_WHAT THE TASK ASKS_. Count the lines in the entries below that include the word "помещения". Give nothing but the number.

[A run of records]
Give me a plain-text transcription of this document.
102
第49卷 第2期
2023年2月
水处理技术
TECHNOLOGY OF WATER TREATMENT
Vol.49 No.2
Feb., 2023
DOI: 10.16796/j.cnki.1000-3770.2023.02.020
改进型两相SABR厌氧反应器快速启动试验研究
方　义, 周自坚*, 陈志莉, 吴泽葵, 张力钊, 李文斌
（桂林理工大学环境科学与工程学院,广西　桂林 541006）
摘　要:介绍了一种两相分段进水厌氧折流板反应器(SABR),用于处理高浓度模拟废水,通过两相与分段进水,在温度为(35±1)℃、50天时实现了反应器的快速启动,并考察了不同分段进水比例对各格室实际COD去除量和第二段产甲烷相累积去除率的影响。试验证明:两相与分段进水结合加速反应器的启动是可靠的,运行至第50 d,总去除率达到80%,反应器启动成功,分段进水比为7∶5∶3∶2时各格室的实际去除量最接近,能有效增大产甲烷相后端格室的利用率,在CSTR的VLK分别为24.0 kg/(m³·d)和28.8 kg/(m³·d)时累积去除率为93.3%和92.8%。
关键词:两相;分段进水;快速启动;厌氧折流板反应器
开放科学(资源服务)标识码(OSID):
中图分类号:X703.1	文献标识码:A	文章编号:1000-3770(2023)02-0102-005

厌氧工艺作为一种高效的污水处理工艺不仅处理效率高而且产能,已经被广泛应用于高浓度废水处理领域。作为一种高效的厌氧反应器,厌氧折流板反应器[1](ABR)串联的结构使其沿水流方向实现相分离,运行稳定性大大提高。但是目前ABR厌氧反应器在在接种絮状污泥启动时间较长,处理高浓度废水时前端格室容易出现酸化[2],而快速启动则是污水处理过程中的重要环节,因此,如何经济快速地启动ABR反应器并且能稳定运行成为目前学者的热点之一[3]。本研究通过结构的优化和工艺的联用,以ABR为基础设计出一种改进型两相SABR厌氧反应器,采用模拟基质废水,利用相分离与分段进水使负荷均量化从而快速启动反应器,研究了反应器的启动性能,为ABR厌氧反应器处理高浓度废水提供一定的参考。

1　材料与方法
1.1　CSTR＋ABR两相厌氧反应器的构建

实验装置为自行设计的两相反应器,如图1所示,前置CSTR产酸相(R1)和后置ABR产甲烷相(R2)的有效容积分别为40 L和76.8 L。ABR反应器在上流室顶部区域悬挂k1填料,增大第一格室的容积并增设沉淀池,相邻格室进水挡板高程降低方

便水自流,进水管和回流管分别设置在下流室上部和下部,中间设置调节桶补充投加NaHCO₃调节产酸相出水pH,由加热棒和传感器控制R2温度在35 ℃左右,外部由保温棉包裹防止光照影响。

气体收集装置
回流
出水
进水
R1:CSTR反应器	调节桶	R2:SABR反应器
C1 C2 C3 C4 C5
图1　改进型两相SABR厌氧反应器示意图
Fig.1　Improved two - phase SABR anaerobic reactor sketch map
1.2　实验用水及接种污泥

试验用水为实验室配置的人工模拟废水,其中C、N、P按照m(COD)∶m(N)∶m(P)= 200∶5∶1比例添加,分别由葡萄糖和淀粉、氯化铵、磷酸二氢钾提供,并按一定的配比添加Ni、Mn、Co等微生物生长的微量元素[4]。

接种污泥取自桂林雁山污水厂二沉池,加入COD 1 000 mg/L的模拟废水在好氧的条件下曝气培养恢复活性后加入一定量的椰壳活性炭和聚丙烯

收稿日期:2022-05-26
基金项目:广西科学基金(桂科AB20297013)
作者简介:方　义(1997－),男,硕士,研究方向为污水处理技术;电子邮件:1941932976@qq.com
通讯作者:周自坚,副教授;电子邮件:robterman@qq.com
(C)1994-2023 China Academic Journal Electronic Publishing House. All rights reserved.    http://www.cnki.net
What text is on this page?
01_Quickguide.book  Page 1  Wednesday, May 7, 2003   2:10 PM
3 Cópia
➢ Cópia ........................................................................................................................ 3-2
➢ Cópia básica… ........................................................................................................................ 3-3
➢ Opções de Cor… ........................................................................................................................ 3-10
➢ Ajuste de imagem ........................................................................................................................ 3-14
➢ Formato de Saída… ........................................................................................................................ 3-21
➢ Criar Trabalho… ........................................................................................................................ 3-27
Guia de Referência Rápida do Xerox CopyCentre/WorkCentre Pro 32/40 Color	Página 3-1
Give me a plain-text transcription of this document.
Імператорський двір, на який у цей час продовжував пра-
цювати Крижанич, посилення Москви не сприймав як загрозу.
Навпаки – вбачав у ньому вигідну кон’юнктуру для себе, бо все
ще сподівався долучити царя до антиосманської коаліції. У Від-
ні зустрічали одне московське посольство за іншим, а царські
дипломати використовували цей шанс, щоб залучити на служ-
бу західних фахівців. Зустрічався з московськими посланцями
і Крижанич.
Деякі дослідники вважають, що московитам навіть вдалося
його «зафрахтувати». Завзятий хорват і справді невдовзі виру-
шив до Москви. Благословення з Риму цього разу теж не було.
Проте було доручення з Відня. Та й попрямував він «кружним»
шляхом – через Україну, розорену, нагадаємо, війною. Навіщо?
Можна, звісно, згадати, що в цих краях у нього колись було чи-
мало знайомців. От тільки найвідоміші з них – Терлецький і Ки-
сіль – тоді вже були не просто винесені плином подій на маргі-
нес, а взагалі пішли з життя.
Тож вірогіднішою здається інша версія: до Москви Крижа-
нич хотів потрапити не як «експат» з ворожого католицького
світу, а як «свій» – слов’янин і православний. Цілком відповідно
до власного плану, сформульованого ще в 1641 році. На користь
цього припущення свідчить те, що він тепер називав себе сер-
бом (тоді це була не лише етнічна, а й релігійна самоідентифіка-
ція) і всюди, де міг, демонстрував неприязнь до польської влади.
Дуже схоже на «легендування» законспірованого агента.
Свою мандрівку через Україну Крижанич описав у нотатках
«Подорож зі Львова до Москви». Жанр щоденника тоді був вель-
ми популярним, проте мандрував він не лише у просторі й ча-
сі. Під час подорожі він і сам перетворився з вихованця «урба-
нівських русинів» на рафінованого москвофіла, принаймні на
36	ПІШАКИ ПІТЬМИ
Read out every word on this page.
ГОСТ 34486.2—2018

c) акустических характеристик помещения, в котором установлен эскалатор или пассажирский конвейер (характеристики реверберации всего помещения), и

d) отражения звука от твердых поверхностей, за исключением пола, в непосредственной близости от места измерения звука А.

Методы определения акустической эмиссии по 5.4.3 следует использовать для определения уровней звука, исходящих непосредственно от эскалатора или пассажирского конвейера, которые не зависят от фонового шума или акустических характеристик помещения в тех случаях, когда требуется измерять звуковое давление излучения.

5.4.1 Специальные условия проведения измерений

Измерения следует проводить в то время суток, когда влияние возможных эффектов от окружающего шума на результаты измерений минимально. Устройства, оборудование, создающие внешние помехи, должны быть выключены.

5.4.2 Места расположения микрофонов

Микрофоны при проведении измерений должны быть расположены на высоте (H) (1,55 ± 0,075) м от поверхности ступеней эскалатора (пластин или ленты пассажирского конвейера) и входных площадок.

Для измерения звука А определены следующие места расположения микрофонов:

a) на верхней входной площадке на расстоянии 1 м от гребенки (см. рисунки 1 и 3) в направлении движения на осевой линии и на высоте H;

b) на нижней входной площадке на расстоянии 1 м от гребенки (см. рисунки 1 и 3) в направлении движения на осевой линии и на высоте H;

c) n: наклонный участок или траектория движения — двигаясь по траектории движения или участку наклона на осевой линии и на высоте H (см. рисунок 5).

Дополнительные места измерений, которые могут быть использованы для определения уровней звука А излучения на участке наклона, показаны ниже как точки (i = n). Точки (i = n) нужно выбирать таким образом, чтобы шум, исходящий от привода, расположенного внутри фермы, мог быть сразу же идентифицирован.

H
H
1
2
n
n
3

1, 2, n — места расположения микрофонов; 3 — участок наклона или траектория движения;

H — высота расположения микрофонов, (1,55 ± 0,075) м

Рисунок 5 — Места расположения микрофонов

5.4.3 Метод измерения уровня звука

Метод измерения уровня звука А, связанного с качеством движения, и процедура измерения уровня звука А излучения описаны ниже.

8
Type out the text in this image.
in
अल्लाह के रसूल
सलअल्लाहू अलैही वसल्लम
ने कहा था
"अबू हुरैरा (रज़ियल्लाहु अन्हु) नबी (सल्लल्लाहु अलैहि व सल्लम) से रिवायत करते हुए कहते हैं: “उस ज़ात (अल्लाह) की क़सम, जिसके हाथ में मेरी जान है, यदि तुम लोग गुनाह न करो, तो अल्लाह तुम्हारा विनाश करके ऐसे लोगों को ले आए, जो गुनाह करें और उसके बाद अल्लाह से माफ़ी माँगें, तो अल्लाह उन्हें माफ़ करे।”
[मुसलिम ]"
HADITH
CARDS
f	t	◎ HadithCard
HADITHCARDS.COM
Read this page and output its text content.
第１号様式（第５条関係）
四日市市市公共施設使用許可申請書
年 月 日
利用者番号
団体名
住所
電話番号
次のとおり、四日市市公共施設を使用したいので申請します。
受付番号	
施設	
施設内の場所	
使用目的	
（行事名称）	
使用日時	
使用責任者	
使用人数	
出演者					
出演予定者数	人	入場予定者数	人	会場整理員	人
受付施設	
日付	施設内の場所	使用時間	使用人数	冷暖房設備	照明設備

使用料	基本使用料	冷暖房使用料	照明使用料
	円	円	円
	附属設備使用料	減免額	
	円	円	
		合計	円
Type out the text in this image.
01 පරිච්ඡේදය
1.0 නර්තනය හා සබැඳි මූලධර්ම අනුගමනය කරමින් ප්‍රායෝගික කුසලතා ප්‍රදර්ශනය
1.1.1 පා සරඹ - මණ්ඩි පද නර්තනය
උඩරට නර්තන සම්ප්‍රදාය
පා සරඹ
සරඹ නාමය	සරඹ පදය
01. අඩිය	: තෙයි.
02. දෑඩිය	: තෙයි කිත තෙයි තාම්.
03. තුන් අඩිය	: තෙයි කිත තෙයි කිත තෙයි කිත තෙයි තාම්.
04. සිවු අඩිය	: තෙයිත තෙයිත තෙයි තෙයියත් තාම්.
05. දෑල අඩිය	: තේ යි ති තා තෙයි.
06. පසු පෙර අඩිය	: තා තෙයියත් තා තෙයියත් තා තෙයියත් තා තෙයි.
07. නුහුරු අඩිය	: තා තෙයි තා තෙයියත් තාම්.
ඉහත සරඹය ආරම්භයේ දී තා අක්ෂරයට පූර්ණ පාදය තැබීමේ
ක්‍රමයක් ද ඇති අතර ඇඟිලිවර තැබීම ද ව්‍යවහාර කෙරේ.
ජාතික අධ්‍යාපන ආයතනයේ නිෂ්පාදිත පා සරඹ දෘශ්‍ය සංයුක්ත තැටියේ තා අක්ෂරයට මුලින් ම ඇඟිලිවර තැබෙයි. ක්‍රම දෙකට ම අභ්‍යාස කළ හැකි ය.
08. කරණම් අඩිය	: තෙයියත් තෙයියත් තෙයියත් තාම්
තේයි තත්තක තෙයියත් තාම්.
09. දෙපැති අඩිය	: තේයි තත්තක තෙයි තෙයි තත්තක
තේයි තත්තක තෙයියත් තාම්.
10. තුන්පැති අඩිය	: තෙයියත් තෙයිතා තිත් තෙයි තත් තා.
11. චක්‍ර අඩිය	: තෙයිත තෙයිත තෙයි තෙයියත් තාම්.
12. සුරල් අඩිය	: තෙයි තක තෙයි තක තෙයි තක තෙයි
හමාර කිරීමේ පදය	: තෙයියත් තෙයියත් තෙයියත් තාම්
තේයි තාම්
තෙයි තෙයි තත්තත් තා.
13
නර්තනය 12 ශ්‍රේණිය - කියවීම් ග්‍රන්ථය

_REPLY TO THE TASK_. 2